%%
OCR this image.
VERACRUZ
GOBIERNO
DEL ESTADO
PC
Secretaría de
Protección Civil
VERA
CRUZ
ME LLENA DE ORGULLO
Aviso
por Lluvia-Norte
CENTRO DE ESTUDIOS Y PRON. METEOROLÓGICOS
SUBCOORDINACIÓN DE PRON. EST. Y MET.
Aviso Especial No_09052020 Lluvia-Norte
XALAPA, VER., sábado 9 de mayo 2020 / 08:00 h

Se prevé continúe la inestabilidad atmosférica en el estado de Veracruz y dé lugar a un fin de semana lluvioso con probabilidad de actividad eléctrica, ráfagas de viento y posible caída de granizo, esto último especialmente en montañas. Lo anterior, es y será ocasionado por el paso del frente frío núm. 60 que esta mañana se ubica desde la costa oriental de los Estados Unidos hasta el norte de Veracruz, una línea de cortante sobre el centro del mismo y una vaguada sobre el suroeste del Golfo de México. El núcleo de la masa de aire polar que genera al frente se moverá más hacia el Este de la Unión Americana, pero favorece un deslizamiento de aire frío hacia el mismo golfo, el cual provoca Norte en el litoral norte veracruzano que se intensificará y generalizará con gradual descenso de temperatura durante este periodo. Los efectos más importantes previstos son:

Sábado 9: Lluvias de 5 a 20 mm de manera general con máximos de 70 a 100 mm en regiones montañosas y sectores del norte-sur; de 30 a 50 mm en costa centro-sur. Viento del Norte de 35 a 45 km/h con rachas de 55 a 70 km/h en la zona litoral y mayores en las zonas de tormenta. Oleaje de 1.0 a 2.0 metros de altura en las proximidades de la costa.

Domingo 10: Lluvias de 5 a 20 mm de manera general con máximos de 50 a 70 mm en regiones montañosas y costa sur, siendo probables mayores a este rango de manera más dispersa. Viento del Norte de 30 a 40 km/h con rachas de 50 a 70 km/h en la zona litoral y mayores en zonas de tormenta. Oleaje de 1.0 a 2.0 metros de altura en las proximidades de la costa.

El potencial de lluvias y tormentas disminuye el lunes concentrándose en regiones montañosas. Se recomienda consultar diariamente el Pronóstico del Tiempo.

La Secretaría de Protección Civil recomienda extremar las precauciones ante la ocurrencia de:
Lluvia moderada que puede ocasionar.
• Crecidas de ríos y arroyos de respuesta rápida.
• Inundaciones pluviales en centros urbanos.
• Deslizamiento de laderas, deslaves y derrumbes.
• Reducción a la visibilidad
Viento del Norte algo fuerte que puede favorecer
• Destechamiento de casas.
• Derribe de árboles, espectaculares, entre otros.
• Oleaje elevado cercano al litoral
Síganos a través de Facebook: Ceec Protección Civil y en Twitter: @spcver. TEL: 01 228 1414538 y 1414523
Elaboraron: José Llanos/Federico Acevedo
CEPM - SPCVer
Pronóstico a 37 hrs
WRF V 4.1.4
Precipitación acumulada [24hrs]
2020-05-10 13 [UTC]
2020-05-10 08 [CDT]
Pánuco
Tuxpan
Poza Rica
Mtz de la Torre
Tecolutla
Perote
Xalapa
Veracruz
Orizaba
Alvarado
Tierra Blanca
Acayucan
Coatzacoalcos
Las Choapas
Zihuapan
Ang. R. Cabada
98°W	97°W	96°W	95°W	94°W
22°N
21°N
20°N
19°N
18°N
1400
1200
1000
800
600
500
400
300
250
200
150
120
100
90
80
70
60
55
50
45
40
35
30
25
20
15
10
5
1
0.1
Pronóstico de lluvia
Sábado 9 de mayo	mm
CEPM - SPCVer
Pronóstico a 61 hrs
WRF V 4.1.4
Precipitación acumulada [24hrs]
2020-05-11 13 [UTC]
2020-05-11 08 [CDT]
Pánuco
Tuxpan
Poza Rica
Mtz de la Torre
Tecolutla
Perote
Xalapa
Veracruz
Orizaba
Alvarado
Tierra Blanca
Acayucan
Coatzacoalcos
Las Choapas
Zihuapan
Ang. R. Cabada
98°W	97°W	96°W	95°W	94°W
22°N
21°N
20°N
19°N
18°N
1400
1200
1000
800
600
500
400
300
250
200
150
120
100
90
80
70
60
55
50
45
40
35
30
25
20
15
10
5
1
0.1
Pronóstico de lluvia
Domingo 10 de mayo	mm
%%
* **Task to carry out**: Write out each line of the data above again, exactly as given.

* **Exercise output**:
OCR this image.
VERACRUZ
GOBIERNO
DEL ESTADO
PC
Secretaría de
Protección Civil
VERA
CRUZ
ME LLENA DE ORGULLO
Aviso
por Lluvia-Norte
CENTRO DE ESTUDIOS Y PRON. METEOROLÓGICOS
SUBCOORDINACIÓN DE PRON. EST. Y MET.
Aviso Especial No_09052020 Lluvia-Norte
XALAPA, VER., sábado 9 de mayo 2020 / 08:00 h

Se prevé continúe la inestabilidad atmosférica en el estado de Veracruz y dé lugar a un fin de semana lluvioso con probabilidad de actividad eléctrica, ráfagas de viento y posible caída de granizo, esto último especialmente en montañas. Lo anterior, es y será ocasionado por el paso del frente frío núm. 60 que esta mañana se ubica desde la costa oriental de los Estados Unidos hasta el norte de Veracruz, una línea de cortante sobre el centro del mismo y una vaguada sobre el suroeste del Golfo de México. El núcleo de la masa de aire polar que genera al frente se moverá más hacia el Este de la Unión Americana, pero favorece un deslizamiento de aire frío hacia el mismo golfo, el cual provoca Norte en el litoral norte veracruzano que se intensificará y generalizará con gradual descenso de temperatura durante este periodo. Los efectos más importantes previstos son:

Sábado 9: Lluvias de 5 a 20 mm de manera general con máximos de 70 a 100 mm en regiones montañosas y sectores del norte-sur; de 30 a 50 mm en costa centro-sur. Viento del Norte de 35 a 45 km/h con rachas de 55 a 70 km/h en la zona litoral y mayores en las zonas de tormenta. Oleaje de 1.0 a 2.0 metros de altura en las proximidades de la costa.

Domingo 10: Lluvias de 5 a 20 mm de manera general con máximos de 50 a 70 mm en regiones montañosas y costa sur, siendo probables mayores a este rango de manera más dispersa. Viento del Norte de 30 a 40 km/h con rachas de 50 a 70 km/h en la zona litoral y mayores en zonas de tormenta. Oleaje de 1.0 a 2.0 metros de altura en las proximidades de la costa.

El potencial de lluvias y tormentas disminuye el lunes concentrándose en regiones montañosas. Se recomienda consultar diariamente el Pronóstico del Tiempo.

La Secretaría de Protección Civil recomienda extremar las precauciones ante la ocurrencia de:
Lluvia moderada que puede ocasionar.
• Crecidas de ríos y arroyos de respuesta rápida.
• Inundaciones pluviales en centros urbanos.
• Deslizamiento de laderas, deslaves y derrumbes.
• Reducción a la visibilidad
Viento del Norte algo fuerte que puede favorecer
• Destechamiento de casas.
• Derribe de árboles, espectaculares, entre otros.
• Oleaje elevado cercano al litoral
Síganos a través de Facebook: Ceec Protección Civil y en Twitter: @spcver. TEL: 01 228 1414538 y 1414523
Elaboraron: José Llanos/Federico Acevedo
CEPM - SPCVer
Pronóstico a 37 hrs
WRF V 4.1.4
Precipitación acumulada [24hrs]
2020-05-10 13 [UTC]
2020-05-10 08 [CDT]
Pánuco
Tuxpan
Poza Rica
Mtz de la Torre
Tecolutla
Perote
Xalapa
Veracruz
Orizaba
Alvarado
Tierra Blanca
Acayucan
Coatzacoalcos
Las Choapas
Zihuapan
Ang. R. Cabada
98°W	97°W	96°W	95°W	94°W
22°N
21°N
20°N
19°N
18°N
1400
1200
1000
800
600
500
400
300
250
200
150
120
100
90
80
70
60
55
50
45
40
35
30
25
20
15
10
5
1
0.1
Pronóstico de lluvia
Sábado 9 de mayo	mm
CEPM - SPCVer
Pronóstico a 61 hrs
WRF V 4.1.4
Precipitación acumulada [24hrs]
2020-05-11 13 [UTC]
2020-05-11 08 [CDT]
Pánuco
Tuxpan
Poza Rica
Mtz de la Torre
Tecolutla
Perote
Xalapa
Veracruz
Orizaba
Alvarado
Tierra Blanca
Acayucan
Coatzacoalcos
Las Choapas
Zihuapan
Ang. R. Cabada
98°W	97°W	96°W	95°W	94°W
22°N
21°N
20°N
19°N
18°N
1400
1200
1000
800
600
500
400
300
250
200
150
120
100
90
80
70
60
55
50
45
40
35
30
25
20
15
10
5
1
0.1
Pronóstico de lluvia
Domingo 10 de mayo	mm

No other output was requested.